## Short exercise 1
Sum up the faith blog post in two sentences.

◇ ◇ ◇ ◇

I’ve always said 13 was my lucky number. I know it’s weird. Who likes 13?! Well… me. Yet, as I began writing this blog, I began reconsidering…
I wasn’t raised believing in luck and fairytales. Quite the opposite actually. Fire and brimstone. Death and destruction. The end of all things… I was never taught about true and unconditional love.
Enter Jesus…
Just a few days before my 21st birthday, I was introduced to The One who would love me forever. Truly and unconditionally. He changed my world, my future and my understanding of what love is.
We lived in our blissful relationship, just the two of us. It wasn’t always perfect, because I am not. But I had never known love like that before Him. I had never believed I deserved that kind of love. But it was mine. All mine. My very own fairytale.
I was totally content. Happy even. Just me and Him. Him and me. I didn’t have to fully open myself up to loving another, because I had love. I was always able to walk away from human love because it just didn’t compare. And His love for me was more than enough, so I was good.
But He knew my heart. He heard my prayers. As much as I was happy to call on Him as my husband, He knew I would need someone in human form. He knew I would need someone to live in His love for. Someone to share His love with. Someone to show His love to.

◇ ◇ ◇ ◇

## Short exercise 2
Reproduce the part of the listing that opens with its first line and closes with the line containing "badge-letter: A <box>21 866 35 890</box>".

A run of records
◇ ◇ ◇ ◇

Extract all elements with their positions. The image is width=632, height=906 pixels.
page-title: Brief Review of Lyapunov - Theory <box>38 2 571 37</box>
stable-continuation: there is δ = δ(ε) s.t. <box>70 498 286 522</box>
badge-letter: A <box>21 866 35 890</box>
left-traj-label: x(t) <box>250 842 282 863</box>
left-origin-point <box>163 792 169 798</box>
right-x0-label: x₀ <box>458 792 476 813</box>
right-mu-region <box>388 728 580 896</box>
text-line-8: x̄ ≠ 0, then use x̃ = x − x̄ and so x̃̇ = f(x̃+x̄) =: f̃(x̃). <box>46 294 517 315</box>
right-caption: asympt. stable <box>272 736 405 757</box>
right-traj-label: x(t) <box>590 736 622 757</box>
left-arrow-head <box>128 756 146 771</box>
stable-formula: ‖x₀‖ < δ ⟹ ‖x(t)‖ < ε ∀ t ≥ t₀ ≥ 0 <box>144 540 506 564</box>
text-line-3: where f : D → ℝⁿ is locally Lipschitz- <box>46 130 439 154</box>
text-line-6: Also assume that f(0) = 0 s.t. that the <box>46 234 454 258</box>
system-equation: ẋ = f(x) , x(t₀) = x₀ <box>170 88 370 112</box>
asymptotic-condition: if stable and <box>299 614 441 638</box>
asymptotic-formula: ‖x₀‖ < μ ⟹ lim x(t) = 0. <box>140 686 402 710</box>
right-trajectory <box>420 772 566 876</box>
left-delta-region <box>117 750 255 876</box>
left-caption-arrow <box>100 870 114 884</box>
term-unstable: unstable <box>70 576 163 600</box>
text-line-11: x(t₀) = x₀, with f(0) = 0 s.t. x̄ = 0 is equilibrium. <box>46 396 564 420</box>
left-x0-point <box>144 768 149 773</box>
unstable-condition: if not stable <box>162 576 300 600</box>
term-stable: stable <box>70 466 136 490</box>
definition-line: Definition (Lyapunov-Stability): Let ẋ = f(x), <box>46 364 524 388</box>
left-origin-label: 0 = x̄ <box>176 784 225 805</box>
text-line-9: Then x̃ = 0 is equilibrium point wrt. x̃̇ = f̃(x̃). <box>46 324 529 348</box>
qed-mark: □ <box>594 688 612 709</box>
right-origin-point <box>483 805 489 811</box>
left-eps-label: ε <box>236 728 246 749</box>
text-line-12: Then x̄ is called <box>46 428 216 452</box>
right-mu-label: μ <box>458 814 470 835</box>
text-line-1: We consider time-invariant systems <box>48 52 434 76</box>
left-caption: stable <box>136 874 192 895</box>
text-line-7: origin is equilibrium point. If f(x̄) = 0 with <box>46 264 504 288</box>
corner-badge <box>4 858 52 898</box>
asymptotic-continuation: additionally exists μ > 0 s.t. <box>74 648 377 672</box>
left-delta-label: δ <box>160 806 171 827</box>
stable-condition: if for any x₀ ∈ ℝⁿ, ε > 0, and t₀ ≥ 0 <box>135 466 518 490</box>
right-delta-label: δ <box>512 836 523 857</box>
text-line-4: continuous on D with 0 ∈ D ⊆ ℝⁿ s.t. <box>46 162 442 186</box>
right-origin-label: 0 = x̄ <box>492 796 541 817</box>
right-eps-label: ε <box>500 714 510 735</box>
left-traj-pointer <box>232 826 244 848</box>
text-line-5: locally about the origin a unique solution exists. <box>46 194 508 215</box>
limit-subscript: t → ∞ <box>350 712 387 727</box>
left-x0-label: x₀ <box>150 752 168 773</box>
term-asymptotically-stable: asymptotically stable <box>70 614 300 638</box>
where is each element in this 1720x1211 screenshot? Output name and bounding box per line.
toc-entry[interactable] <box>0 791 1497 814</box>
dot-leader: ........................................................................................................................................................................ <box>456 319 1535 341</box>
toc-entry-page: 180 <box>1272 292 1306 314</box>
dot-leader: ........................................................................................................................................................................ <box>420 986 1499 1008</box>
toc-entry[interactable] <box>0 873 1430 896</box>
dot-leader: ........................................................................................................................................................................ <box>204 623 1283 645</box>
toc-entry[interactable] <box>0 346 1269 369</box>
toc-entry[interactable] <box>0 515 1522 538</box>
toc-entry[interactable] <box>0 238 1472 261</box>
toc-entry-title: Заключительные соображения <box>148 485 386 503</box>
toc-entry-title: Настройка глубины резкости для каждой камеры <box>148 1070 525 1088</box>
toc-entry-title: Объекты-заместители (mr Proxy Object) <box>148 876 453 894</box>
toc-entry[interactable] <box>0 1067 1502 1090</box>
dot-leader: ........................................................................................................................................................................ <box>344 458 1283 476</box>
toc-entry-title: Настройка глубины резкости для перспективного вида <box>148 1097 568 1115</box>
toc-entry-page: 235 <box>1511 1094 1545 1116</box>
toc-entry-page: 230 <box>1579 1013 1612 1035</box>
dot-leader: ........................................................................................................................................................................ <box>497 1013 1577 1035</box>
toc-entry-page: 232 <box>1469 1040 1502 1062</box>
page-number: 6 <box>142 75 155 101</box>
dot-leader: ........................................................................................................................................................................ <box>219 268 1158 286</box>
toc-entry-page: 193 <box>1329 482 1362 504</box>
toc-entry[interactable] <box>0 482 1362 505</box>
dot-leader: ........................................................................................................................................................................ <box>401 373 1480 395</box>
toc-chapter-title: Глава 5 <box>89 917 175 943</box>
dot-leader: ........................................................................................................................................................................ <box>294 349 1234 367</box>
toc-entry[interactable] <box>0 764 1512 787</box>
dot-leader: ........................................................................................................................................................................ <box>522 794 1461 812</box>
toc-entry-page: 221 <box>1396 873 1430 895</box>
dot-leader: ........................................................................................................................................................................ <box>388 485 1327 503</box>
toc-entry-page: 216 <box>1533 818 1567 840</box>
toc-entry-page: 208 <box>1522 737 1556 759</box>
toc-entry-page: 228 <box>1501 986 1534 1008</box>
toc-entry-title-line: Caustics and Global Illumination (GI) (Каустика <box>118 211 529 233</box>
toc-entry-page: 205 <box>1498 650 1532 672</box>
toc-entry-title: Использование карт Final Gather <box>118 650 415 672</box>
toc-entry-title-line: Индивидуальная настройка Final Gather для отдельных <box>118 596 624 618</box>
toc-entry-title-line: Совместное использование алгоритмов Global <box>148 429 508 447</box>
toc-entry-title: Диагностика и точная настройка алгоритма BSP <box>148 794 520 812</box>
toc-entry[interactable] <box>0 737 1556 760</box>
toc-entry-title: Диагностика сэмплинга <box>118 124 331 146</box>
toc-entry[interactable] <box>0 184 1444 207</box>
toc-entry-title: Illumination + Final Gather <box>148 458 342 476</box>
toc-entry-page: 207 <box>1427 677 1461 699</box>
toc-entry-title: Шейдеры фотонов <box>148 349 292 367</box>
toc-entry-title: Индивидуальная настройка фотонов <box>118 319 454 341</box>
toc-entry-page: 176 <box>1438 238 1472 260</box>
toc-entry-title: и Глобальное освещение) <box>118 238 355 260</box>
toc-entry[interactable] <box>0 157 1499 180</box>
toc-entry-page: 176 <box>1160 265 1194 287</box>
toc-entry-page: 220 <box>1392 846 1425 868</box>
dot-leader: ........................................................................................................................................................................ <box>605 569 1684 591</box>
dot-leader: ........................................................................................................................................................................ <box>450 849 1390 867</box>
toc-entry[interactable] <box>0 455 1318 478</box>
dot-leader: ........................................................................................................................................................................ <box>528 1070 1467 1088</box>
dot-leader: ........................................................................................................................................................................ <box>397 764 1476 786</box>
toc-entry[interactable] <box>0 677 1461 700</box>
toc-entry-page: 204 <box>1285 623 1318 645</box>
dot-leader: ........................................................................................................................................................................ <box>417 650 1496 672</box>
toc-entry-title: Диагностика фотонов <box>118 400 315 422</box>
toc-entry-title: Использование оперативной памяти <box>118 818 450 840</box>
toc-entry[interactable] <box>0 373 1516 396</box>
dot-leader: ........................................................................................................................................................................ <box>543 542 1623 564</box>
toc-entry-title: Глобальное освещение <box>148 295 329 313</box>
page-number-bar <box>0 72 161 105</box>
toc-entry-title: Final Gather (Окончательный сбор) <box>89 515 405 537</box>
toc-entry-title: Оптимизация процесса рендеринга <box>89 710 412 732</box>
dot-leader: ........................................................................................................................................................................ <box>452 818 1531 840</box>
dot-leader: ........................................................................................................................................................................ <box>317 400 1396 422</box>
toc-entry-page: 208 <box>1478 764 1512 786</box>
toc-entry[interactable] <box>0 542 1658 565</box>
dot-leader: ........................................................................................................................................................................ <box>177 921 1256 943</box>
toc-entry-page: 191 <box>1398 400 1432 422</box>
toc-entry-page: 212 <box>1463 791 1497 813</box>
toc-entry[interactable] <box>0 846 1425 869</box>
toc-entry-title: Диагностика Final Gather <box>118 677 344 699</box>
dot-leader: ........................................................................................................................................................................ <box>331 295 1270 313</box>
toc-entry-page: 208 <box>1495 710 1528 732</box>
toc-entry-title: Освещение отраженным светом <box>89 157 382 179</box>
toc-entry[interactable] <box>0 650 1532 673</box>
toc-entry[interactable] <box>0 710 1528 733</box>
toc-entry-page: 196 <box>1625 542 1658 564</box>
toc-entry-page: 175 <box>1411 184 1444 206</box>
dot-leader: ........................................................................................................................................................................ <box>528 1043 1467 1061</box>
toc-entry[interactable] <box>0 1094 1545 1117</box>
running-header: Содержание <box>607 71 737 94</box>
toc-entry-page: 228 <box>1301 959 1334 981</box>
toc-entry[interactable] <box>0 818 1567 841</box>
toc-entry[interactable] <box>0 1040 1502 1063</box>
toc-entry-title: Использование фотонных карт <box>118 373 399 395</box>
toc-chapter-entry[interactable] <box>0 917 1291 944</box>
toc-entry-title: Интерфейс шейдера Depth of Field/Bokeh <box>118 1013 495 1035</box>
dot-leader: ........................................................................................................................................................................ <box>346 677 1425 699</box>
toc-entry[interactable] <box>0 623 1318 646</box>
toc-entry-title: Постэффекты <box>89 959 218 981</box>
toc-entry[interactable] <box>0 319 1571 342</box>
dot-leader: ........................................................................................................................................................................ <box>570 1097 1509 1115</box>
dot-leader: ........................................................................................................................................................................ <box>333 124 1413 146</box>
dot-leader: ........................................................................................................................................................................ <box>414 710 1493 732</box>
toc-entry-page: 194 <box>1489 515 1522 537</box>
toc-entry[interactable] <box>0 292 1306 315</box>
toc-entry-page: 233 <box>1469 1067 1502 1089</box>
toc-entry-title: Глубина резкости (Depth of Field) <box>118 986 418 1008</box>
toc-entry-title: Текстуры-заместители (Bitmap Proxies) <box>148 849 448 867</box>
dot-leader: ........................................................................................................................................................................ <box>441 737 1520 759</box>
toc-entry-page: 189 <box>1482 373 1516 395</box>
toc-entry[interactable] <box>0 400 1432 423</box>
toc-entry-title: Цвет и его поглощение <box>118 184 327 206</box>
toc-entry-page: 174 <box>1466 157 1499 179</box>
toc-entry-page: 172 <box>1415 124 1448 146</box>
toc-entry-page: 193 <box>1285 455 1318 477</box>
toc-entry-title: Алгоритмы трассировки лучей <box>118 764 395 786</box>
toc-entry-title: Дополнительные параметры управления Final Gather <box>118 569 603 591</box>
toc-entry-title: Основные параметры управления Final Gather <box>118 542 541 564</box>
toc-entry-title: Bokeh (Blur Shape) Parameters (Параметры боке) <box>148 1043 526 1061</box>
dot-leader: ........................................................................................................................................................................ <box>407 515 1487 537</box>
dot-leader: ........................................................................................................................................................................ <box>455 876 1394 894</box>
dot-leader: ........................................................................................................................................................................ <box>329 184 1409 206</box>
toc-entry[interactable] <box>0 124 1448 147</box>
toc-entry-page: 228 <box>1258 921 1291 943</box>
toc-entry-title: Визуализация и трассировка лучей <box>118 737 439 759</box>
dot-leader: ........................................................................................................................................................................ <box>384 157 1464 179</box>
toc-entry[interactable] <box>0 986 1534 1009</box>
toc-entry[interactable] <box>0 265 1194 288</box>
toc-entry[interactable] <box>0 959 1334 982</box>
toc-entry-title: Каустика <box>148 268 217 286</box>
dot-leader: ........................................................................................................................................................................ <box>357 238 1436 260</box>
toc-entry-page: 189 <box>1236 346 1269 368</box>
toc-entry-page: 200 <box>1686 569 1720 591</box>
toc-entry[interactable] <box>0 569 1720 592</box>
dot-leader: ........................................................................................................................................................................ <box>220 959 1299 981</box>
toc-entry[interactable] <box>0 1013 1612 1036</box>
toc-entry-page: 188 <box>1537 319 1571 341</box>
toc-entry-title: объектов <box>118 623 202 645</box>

◇ ◇ ◇ ◇

## Correct answer 1
Raised on fire and brimstone and never taught about unconditional love, the writer met Jesus a few days before turning 21 and found in Him a love that changed the writer's world, future and understanding of love. Content in that relationship alone, the writer could always walk away from human love, yet He knew the writer would need someone in human form to share His love with.

## Correct answer 2
Extract all elements with their positions. The image is width=632, height=906 pixels.
page-title: Brief Review of Lyapunov - Theory <box>38 2 571 37</box>
stable-continuation: there is δ = δ(ε) s.t. <box>70 498 286 522</box>
badge-letter: A <box>21 866 35 890</box>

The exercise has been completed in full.